(Records for the task):

----------------------------------------

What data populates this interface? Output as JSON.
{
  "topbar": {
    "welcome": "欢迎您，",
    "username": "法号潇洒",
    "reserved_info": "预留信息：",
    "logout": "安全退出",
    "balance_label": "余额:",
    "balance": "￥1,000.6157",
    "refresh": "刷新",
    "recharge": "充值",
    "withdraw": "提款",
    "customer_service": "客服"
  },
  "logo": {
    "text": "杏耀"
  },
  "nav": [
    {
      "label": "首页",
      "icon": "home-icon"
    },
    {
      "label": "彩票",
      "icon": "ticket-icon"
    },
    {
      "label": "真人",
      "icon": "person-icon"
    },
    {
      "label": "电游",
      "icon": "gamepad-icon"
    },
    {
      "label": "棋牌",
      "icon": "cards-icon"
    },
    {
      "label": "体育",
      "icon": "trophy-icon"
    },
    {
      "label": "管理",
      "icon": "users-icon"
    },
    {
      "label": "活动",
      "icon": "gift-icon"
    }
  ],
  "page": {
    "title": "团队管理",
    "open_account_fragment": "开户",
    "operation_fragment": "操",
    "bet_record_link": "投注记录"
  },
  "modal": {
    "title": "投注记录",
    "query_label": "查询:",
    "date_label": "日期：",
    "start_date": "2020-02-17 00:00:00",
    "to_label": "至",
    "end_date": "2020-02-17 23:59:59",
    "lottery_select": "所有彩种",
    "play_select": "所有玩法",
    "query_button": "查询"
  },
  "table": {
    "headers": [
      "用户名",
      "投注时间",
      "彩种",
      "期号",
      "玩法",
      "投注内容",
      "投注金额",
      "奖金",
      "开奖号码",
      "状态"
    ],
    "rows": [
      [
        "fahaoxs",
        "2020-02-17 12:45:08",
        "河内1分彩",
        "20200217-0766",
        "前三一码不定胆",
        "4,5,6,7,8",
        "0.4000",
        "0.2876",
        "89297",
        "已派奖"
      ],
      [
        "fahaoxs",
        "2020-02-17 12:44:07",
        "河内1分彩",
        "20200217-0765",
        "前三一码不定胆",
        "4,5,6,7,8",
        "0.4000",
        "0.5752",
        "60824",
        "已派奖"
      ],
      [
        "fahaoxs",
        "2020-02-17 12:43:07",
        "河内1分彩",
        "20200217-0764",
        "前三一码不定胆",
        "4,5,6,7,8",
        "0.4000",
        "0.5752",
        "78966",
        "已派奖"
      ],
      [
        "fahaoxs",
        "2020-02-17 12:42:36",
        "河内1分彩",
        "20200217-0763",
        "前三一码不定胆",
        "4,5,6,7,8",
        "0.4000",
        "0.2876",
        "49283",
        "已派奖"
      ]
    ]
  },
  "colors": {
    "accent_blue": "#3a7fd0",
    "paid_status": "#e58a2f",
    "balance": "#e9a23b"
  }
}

----------------------------------------

(Problem to solve): Every entry must be retyped in full, exactly as given.

(Output for this exercise):
What data populates this interface? Output as JSON.
{
  "topbar": {
    "welcome": "欢迎您，",
    "username": "法号潇洒",
    "reserved_info": "预留信息：",
    "logout": "安全退出",
    "balance_label": "余额:",
    "balance": "￥1,000.6157",
    "refresh": "刷新",
    "recharge": "充值",
    "withdraw": "提款",
    "customer_service": "客服"
  },
  "logo": {
    "text": "杏耀"
  },
  "nav": [
    {
      "label": "首页",
      "icon": "home-icon"
    },
    {
      "label": "彩票",
      "icon": "ticket-icon"
    },
    {
      "label": "真人",
      "icon": "person-icon"
    },
    {
      "label": "电游",
      "icon": "gamepad-icon"
    },
    {
      "label": "棋牌",
      "icon": "cards-icon"
    },
    {
      "label": "体育",
      "icon": "trophy-icon"
    },
    {
      "label": "管理",
      "icon": "users-icon"
    },
    {
      "label": "活动",
      "icon": "gift-icon"
    }
  ],
  "page": {
    "title": "团队管理",
    "open_account_fragment": "开户",
    "operation_fragment": "操",
    "bet_record_link": "投注记录"
  },
  "modal": {
    "title": "投注记录",
    "query_label": "查询:",
    "date_label": "日期：",
    "start_date": "2020-02-17 00:00:00",
    "to_label": "至",
    "end_date": "2020-02-17 23:59:59",
    "lottery_select": "所有彩种",
    "play_select": "所有玩法",
    "query_button": "查询"
  },
  "table": {
    "headers": [
      "用户名",
      "投注时间",
      "彩种",
      "期号",
      "玩法",
      "投注内容",
      "投注金额",
      "奖金",
      "开奖号码",
      "状态"
    ],
    "rows": [
      [
        "fahaoxs",
        "2020-02-17 12:45:08",
        "河内1分彩",
        "20200217-0766",
        "前三一码不定胆",
        "4,5,6,7,8",
        "0.4000",
        "0.2876",
        "89297",
        "已派奖"
      ],
      [
        "fahaoxs",
        "2020-02-17 12:44:07",
        "河内1分彩",
        "20200217-0765",
        "前三一码不定胆",
        "4,5,6,7,8",
        "0.4000",
        "0.5752",
        "60824",
        "已派奖"
      ],
      [
        "fahaoxs",
        "2020-02-17 12:43:07",
        "河内1分彩",
        "20200217-0764",
        "前三一码不定胆",
        "4,5,6,7,8",
        "0.4000",
        "0.5752",
        "78966",
        "已派奖"
      ],
      [
        "fahaoxs",
        "2020-02-17 12:42:36",
        "河内1分彩",
        "20200217-0763",
        "前三一码不定胆",
        "4,5,6,7,8",
        "0.4000",
        "0.2876",
        "49283",
        "已派奖"
      ]
    ]
  },
  "colors": {
    "accent_blue": "#3a7fd0",
    "paid_status": "#e58a2f",
    "balance": "#e9a23b"
  }
}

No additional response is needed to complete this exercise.